Excerpt from a dataset:

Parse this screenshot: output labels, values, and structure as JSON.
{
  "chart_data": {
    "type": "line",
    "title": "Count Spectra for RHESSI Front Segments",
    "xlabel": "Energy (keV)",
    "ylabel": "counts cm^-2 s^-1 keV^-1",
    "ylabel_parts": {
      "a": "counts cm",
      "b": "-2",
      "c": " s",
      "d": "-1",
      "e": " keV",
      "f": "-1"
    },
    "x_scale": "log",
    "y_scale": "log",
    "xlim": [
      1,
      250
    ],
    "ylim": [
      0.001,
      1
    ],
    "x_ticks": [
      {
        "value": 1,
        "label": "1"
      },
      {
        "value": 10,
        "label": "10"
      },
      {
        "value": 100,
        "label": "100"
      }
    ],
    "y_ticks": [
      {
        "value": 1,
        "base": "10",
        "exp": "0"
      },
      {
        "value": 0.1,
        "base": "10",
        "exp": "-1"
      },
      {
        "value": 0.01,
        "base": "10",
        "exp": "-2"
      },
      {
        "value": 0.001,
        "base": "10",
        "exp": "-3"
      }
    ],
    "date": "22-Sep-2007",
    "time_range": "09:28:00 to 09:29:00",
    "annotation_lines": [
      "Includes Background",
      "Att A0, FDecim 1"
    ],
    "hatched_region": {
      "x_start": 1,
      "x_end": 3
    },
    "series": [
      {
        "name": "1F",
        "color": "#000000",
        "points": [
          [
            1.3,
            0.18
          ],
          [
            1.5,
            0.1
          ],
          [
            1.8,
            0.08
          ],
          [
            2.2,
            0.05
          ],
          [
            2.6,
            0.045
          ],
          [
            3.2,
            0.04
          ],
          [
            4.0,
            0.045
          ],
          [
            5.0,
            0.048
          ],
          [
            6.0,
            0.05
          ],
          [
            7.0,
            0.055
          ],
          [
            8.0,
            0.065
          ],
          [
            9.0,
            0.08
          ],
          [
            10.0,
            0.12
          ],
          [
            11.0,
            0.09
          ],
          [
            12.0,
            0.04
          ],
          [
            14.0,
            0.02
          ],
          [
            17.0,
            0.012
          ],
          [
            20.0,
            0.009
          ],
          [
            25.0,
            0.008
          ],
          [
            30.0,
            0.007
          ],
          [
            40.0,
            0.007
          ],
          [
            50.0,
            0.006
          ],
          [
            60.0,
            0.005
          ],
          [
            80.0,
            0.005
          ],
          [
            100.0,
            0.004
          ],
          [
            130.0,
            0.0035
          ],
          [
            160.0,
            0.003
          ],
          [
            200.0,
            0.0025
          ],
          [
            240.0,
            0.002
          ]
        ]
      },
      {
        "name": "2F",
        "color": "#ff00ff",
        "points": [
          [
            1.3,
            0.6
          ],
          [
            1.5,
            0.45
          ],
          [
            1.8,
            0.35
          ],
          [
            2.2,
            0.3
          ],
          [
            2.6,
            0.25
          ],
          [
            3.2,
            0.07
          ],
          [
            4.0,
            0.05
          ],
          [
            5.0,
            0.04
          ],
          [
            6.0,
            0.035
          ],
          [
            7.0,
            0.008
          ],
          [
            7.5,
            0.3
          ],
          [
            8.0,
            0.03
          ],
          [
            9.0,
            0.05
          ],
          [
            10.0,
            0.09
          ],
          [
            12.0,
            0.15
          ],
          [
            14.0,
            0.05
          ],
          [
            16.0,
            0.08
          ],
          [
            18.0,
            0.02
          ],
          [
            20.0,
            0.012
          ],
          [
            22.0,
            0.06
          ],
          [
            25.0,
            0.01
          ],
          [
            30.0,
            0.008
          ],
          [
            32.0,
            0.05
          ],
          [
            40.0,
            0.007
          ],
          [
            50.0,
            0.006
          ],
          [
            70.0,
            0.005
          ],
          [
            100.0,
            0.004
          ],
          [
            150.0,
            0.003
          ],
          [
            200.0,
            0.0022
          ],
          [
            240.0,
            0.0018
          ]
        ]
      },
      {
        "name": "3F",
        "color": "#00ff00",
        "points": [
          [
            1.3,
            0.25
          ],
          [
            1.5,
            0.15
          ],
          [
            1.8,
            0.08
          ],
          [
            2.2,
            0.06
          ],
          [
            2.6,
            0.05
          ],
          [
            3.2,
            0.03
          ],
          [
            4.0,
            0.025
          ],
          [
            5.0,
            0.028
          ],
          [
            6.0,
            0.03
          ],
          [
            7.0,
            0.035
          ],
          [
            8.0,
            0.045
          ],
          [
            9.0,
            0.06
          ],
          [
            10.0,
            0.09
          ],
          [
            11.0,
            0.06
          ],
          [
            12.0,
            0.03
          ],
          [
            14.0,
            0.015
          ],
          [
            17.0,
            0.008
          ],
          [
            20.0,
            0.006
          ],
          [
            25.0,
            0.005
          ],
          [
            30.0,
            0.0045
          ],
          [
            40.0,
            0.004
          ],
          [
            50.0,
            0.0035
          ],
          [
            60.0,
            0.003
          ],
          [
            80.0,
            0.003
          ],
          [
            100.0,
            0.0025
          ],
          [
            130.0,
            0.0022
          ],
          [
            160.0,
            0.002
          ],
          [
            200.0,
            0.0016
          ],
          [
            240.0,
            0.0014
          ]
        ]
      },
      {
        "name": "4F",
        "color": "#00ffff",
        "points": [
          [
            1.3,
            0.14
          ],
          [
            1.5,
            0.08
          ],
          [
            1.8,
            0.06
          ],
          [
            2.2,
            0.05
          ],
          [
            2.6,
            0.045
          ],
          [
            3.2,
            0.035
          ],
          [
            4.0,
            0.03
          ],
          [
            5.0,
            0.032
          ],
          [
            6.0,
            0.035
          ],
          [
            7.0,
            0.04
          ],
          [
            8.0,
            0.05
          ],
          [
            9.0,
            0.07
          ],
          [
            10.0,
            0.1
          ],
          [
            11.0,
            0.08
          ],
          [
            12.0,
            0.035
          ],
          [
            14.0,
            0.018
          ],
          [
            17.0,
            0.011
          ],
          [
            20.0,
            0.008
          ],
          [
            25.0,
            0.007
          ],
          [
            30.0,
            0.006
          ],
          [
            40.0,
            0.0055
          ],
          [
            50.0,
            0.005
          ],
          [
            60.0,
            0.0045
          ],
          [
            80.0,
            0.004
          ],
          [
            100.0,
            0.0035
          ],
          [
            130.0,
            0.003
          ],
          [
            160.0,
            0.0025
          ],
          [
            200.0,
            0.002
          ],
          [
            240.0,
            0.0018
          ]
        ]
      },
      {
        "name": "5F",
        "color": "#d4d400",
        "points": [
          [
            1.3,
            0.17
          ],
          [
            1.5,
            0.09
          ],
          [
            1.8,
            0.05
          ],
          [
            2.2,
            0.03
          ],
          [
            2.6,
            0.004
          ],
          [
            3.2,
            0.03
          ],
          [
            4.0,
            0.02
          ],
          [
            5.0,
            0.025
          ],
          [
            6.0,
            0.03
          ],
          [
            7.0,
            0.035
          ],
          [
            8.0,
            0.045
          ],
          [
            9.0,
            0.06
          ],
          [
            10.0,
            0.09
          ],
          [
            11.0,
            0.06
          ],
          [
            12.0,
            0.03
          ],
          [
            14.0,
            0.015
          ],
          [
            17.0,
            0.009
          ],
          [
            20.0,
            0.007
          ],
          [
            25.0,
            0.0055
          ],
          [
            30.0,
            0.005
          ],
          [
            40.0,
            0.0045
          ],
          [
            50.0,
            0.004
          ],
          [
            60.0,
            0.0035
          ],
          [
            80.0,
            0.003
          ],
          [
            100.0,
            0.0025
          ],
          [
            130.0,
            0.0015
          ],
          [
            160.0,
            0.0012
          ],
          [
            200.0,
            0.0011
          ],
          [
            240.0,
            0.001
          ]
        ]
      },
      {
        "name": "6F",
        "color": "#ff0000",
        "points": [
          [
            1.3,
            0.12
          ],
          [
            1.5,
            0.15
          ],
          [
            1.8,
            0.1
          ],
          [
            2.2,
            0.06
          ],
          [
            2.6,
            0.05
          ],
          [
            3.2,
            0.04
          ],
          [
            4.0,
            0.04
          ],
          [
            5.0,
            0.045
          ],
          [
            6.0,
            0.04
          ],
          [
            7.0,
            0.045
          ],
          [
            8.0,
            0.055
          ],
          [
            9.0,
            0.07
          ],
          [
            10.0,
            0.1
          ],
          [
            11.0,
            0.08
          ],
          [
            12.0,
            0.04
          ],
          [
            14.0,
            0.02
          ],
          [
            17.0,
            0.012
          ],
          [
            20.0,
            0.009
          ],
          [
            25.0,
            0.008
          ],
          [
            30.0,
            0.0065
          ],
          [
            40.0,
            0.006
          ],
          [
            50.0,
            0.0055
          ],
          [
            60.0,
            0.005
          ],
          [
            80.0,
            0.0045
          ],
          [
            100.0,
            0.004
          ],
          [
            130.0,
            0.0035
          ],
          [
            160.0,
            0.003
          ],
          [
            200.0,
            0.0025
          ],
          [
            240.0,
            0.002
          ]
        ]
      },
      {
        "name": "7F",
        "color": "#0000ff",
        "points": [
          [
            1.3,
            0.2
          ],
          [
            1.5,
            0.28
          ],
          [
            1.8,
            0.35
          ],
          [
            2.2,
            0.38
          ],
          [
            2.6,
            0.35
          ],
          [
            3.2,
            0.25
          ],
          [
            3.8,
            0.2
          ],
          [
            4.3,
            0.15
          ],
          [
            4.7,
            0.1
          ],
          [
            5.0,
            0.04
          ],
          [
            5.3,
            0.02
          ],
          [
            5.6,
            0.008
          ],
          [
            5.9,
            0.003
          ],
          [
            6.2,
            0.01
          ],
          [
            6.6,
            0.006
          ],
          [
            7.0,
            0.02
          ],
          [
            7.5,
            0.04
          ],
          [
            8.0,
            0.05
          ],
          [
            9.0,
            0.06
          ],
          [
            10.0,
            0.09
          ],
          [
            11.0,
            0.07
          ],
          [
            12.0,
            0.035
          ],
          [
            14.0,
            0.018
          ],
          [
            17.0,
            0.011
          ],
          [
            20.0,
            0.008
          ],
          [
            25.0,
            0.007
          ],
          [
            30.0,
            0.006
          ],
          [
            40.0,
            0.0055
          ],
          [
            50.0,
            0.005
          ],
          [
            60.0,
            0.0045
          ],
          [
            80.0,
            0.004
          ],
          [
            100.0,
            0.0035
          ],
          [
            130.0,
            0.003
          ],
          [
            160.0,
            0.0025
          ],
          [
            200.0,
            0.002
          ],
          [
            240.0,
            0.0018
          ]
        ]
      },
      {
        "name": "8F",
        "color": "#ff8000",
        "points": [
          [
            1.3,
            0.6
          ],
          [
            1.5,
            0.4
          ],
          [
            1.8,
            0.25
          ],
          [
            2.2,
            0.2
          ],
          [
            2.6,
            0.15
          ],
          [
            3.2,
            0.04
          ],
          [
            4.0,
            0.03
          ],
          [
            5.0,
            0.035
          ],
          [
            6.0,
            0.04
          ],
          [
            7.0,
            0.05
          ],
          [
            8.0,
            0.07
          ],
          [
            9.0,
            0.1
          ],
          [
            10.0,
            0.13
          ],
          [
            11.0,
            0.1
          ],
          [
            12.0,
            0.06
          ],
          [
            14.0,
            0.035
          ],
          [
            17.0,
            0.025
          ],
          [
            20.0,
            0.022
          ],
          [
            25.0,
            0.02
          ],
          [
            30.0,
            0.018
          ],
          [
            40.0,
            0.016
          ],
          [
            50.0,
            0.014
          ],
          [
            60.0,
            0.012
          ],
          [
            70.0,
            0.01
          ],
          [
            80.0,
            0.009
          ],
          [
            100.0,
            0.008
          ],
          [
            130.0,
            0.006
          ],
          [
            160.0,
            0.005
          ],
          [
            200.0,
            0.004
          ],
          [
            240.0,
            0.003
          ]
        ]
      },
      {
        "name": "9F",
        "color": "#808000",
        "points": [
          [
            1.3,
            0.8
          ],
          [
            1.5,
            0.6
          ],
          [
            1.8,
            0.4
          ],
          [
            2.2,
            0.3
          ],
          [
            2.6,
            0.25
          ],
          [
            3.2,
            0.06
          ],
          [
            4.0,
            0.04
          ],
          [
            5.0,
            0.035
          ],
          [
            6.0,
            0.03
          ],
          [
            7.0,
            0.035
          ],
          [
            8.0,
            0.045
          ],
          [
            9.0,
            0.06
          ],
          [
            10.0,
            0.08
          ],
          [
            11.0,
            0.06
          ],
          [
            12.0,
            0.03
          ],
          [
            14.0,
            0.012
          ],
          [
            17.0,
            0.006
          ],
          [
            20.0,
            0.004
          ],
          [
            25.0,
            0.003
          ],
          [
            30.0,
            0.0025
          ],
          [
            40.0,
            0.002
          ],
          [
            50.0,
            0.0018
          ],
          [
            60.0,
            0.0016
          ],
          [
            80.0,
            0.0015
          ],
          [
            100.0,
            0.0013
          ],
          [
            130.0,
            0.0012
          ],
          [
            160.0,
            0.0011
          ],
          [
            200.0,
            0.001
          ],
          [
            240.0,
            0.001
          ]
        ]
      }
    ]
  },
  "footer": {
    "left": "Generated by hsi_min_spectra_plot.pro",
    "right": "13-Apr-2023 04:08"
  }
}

◆ **What is asked**: From the data above, copy each line that has the string "name".

◆ **The answer**:
        "name": "1F",
        "name": "2F",
        "name": "3F",
        "name": "4F",
        "name": "5F",
        "name": "6F",
        "name": "7F",
        "name": "8F",
        "name": "9F",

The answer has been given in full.